● **GIVEN PROBLEM**: Print all entries word for word.

═════ RAW DATA ═════

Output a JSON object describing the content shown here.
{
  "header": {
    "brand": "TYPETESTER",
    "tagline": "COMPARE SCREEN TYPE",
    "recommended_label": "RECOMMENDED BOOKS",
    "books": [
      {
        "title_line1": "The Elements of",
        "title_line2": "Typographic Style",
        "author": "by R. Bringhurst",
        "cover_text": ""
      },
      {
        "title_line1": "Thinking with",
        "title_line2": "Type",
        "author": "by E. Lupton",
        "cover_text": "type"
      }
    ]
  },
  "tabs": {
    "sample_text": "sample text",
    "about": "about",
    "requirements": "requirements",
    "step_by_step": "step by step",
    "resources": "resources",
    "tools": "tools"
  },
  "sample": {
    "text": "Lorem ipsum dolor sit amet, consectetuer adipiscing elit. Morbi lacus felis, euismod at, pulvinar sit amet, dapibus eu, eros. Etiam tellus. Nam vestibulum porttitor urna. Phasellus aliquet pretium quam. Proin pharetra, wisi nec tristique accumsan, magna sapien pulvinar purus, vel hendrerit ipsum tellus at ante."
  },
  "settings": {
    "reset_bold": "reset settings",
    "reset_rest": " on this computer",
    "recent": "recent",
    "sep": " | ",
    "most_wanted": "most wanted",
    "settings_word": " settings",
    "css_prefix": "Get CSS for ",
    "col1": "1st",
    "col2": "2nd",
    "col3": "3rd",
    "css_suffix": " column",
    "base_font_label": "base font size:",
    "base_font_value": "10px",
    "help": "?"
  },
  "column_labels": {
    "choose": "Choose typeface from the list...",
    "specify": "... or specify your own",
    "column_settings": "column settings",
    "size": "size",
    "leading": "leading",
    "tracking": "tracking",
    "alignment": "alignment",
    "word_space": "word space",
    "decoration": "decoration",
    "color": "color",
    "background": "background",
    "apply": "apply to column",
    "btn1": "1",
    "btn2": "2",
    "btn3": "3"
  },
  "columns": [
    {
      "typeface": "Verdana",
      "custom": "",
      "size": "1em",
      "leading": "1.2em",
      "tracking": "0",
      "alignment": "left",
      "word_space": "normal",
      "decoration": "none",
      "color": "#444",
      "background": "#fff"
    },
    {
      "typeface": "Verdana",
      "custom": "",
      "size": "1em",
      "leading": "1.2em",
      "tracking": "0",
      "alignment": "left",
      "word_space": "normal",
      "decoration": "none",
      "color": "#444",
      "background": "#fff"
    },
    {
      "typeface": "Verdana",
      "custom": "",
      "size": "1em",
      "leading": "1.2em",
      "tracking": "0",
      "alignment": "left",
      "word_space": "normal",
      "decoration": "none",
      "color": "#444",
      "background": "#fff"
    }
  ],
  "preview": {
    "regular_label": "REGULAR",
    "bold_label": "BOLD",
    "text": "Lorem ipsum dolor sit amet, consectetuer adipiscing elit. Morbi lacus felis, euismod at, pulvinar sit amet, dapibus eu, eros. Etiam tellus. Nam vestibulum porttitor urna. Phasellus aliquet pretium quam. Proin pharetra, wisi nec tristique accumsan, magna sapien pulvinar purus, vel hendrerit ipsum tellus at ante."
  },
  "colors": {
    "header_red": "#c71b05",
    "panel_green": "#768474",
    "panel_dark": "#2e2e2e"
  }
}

═════

● **CORRECT RESULT**:
Output a JSON object describing the content shown here.
{
  "header": {
    "brand": "TYPETESTER",
    "tagline": "COMPARE SCREEN TYPE",
    "recommended_label": "RECOMMENDED BOOKS",
    "books": [
      {
        "title_line1": "The Elements of",
        "title_line2": "Typographic Style",
        "author": "by R. Bringhurst",
        "cover_text": ""
      },
      {
        "title_line1": "Thinking with",
        "title_line2": "Type",
        "author": "by E. Lupton",
        "cover_text": "type"
      }
    ]
  },
  "tabs": {
    "sample_text": "sample text",
    "about": "about",
    "requirements": "requirements",
    "step_by_step": "step by step",
    "resources": "resources",
    "tools": "tools"
  },
  "sample": {
    "text": "Lorem ipsum dolor sit amet, consectetuer adipiscing elit. Morbi lacus felis, euismod at, pulvinar sit amet, dapibus eu, eros. Etiam tellus. Nam vestibulum porttitor urna. Phasellus aliquet pretium quam. Proin pharetra, wisi nec tristique accumsan, magna sapien pulvinar purus, vel hendrerit ipsum tellus at ante."
  },
  "settings": {
    "reset_bold": "reset settings",
    "reset_rest": " on this computer",
    "recent": "recent",
    "sep": " | ",
    "most_wanted": "most wanted",
    "settings_word": " settings",
    "css_prefix": "Get CSS for ",
    "col1": "1st",
    "col2": "2nd",
    "col3": "3rd",
    "css_suffix": " column",
    "base_font_label": "base font size:",
    "base_font_value": "10px",
    "help": "?"
  },
  "column_labels": {
    "choose": "Choose typeface from the list...",
    "specify": "... or specify your own",
    "column_settings": "column settings",
    "size": "size",
    "leading": "leading",
    "tracking": "tracking",
    "alignment": "alignment",
    "word_space": "word space",
    "decoration": "decoration",
    "color": "color",
    "background": "background",
    "apply": "apply to column",
    "btn1": "1",
    "btn2": "2",
    "btn3": "3"
  },
  "columns": [
    {
      "typeface": "Verdana",
      "custom": "",
      "size": "1em",
      "leading": "1.2em",
      "tracking": "0",
      "alignment": "left",
      "word_space": "normal",
      "decoration": "none",
      "color": "#444",
      "background": "#fff"
    },
    {
      "typeface": "Verdana",
      "custom": "",
      "size": "1em",
      "leading": "1.2em",
      "tracking": "0",
      "alignment": "left",
      "word_space": "normal",
      "decoration": "none",
      "color": "#444",
      "background": "#fff"
    },
    {
      "typeface": "Verdana",
      "custom": "",
      "size": "1em",
      "leading": "1.2em",
      "tracking": "0",
      "alignment": "left",
      "word_space": "normal",
      "decoration": "none",
      "color": "#444",
      "background": "#fff"
    }
  ],
  "preview": {
    "regular_label": "REGULAR",
    "bold_label": "BOLD",
    "text": "Lorem ipsum dolor sit amet, consectetuer adipiscing elit. Morbi lacus felis, euismod at, pulvinar sit amet, dapibus eu, eros. Etiam tellus. Nam vestibulum porttitor urna. Phasellus aliquet pretium quam. Proin pharetra, wisi nec tristique accumsan, magna sapien pulvinar purus, vel hendrerit ipsum tellus at ante."
  },
  "colors": {
    "header_red": "#c71b05",
    "panel_green": "#768474",
    "panel_dark": "#2e2e2e"
  }
}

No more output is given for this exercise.